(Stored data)
[Start]

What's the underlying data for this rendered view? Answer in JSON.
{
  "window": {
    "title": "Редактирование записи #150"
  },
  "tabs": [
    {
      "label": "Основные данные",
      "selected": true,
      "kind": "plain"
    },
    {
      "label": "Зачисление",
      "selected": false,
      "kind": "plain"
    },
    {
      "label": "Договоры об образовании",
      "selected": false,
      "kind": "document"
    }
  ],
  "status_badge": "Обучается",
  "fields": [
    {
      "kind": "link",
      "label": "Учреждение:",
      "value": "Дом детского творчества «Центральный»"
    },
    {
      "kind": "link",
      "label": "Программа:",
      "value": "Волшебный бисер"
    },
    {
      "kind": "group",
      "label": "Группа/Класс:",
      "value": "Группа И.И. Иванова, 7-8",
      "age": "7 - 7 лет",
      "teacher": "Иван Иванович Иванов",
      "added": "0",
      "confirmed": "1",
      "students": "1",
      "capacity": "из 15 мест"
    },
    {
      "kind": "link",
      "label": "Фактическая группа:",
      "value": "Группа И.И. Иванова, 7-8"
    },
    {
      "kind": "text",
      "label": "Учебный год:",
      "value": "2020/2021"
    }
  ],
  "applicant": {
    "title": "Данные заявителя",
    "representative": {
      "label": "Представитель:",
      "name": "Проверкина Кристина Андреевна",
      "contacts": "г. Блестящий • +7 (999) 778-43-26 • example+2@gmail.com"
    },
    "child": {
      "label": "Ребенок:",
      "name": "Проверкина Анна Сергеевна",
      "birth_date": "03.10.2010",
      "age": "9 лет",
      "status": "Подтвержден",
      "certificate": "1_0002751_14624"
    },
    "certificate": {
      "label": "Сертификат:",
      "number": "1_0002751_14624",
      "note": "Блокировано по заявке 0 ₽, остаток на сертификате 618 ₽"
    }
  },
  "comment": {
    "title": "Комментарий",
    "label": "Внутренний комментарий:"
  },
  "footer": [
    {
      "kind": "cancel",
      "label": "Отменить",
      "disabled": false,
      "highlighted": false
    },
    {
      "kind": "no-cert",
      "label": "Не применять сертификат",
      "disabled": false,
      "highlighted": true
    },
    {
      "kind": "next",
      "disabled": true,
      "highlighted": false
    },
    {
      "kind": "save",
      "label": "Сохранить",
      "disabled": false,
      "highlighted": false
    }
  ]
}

[End]

* [WHAT THE TASK REQUIRES] Pull every line containing the word "kind" out of the material and copy it.

* [ANSWER BELOW]
      "kind": "plain"
      "kind": "plain"
      "kind": "document"
      "kind": "link",
      "kind": "link",
      "kind": "group",
      "kind": "link",
      "kind": "text",
      "kind": "cancel",
      "kind": "no-cert",
      "kind": "next",
      "kind": "save",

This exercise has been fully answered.